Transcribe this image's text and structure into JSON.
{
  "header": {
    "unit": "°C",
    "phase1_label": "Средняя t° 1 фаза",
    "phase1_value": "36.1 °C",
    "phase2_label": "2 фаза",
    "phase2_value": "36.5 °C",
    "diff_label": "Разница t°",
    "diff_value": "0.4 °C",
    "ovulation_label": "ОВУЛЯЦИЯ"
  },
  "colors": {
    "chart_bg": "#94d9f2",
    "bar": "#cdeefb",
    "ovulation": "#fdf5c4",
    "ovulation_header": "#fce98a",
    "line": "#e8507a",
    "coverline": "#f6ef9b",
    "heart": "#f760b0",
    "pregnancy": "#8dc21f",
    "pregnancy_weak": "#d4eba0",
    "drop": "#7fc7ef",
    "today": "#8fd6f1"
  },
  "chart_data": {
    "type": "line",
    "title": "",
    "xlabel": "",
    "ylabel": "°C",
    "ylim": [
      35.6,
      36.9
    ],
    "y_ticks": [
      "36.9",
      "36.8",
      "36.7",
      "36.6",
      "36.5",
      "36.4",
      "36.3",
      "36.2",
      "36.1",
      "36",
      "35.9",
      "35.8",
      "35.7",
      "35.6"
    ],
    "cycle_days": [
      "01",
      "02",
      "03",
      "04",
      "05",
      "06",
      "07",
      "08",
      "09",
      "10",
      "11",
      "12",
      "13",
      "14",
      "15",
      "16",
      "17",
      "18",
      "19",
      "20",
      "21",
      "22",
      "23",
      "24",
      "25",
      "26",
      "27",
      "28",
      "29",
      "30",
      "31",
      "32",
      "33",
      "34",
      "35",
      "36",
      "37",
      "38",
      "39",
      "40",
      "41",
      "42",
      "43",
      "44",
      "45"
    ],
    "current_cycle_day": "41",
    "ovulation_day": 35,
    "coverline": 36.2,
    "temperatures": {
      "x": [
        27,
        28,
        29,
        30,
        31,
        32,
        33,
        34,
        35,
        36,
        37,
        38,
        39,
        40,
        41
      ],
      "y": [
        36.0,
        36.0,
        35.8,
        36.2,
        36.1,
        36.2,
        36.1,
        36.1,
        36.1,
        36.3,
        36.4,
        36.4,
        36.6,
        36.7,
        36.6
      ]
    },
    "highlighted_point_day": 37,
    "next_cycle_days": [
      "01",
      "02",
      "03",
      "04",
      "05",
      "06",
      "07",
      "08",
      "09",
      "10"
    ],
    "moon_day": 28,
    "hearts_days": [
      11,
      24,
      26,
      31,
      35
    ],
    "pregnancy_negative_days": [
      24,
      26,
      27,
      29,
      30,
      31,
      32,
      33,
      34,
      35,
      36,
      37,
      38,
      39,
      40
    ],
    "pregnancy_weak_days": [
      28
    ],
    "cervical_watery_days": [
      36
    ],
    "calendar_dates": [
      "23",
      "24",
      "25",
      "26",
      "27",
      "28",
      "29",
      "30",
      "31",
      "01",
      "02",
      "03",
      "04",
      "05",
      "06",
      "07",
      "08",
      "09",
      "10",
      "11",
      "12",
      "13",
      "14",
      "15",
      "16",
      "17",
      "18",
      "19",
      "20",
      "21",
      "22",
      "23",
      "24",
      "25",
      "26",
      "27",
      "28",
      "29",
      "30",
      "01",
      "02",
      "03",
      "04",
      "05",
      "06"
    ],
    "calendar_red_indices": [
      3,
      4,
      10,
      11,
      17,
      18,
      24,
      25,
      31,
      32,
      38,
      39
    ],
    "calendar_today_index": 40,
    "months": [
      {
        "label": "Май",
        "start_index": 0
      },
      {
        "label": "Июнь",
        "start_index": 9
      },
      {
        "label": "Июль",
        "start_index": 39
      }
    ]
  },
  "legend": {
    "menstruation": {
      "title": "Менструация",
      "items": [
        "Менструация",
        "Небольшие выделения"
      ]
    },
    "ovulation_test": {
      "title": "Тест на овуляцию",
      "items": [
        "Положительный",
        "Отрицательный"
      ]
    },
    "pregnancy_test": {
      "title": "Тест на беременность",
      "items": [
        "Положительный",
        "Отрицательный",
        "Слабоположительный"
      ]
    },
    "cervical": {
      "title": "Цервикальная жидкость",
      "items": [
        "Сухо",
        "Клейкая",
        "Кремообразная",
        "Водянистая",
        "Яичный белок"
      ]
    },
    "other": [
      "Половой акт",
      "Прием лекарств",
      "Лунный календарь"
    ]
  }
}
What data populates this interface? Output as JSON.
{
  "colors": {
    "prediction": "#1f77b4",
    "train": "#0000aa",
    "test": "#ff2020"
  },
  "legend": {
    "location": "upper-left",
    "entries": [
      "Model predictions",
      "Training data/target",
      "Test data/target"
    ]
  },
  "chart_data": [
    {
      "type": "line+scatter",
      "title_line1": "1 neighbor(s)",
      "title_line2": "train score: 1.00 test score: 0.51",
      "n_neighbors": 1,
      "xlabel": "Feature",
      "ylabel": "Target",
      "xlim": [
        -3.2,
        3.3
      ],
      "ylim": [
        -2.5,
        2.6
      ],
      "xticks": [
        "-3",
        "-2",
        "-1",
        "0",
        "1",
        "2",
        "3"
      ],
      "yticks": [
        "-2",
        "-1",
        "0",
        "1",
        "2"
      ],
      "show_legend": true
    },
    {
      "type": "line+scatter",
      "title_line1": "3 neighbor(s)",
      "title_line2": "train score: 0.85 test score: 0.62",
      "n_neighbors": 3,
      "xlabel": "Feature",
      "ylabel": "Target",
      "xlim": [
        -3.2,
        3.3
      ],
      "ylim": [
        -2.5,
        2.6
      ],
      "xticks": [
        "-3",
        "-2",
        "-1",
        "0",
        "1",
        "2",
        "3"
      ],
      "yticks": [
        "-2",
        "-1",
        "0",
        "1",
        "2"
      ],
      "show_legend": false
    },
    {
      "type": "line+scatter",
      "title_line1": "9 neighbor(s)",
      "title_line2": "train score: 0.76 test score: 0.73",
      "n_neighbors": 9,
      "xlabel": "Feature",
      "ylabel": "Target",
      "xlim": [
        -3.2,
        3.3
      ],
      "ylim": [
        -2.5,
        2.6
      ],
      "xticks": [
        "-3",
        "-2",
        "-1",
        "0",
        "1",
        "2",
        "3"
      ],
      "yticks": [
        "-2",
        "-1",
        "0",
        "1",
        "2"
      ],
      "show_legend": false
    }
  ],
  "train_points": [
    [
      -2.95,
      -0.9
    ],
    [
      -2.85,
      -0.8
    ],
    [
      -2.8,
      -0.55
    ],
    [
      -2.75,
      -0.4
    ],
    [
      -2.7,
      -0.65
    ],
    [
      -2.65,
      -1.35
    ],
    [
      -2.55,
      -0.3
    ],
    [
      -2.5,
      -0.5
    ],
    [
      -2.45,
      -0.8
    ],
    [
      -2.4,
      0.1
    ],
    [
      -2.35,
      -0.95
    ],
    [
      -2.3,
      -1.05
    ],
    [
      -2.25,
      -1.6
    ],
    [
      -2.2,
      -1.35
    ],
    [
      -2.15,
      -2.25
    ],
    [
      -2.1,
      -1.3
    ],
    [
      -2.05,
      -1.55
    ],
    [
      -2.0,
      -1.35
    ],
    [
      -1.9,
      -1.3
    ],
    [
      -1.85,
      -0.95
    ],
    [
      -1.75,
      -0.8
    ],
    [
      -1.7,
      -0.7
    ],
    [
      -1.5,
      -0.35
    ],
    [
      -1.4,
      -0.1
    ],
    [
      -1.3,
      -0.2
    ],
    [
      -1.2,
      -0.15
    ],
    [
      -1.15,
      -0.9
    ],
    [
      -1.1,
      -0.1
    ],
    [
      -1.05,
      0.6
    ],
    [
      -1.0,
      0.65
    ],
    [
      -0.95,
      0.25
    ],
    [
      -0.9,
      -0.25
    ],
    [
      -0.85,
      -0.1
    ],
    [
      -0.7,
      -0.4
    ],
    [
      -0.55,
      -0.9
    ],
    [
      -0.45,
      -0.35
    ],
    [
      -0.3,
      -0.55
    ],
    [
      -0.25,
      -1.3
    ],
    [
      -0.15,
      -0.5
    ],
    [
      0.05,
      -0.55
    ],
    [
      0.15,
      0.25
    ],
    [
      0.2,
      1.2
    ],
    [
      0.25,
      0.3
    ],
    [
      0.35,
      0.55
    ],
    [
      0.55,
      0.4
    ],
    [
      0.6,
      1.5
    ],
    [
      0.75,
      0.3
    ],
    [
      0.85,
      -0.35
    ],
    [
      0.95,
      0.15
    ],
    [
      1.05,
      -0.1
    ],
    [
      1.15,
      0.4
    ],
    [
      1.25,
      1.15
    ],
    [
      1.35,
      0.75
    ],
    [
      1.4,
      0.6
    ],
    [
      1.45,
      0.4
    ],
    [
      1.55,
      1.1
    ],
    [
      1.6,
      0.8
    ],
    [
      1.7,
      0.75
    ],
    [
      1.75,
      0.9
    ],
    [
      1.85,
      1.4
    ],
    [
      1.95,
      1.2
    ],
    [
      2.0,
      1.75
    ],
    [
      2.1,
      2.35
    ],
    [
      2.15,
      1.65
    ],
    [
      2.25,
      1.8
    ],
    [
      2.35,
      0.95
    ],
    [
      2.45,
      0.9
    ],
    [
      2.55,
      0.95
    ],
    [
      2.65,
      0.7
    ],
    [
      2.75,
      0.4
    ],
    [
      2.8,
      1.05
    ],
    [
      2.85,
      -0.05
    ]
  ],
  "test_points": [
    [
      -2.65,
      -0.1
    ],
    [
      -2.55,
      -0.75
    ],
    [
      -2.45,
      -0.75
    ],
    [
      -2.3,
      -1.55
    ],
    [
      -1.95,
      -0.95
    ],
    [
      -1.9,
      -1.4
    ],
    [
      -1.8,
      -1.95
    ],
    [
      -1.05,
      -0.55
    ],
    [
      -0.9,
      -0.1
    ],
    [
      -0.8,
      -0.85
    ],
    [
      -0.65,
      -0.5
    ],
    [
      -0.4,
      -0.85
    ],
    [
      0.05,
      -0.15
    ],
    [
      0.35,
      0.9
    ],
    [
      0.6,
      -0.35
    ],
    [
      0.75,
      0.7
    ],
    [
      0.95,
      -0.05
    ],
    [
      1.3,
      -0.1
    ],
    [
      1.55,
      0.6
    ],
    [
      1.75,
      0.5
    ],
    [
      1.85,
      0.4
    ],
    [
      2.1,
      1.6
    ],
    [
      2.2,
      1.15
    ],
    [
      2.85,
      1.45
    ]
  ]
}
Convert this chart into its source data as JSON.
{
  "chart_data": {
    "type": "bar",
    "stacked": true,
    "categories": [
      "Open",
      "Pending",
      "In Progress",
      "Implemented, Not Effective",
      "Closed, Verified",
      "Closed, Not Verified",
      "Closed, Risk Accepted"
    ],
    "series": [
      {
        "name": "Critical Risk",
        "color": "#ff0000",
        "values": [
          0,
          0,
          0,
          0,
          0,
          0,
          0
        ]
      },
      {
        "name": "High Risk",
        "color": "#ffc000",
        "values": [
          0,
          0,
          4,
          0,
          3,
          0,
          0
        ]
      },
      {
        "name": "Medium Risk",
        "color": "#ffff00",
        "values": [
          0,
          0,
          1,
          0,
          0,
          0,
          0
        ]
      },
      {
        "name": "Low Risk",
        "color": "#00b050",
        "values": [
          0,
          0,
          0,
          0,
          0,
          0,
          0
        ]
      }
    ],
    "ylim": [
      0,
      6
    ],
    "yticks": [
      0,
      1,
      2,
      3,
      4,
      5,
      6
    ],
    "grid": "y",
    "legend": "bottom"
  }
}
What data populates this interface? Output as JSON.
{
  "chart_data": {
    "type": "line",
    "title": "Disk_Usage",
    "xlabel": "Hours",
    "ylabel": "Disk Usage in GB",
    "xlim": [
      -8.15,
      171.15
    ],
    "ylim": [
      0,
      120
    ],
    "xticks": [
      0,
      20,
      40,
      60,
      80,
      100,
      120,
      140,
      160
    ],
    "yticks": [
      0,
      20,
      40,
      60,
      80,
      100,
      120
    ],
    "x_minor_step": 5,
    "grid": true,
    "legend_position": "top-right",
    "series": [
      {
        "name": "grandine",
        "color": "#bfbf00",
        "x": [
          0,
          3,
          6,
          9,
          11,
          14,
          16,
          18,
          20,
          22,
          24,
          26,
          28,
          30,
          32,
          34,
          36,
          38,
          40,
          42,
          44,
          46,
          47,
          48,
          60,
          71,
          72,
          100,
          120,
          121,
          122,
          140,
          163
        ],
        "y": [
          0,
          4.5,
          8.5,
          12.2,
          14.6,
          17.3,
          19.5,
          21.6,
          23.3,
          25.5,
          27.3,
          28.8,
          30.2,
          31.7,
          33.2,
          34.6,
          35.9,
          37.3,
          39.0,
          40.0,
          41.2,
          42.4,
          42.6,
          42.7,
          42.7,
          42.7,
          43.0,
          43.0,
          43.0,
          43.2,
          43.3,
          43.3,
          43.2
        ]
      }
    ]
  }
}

══════════

▶ [Written task]: In the entries above, locate every line with the word "name" and copy it.

▶ [Right answer]:
        "name": "Critical Risk",
        "name": "High Risk",
        "name": "Medium Risk",
        "name": "Low Risk",
        "name": "grandine",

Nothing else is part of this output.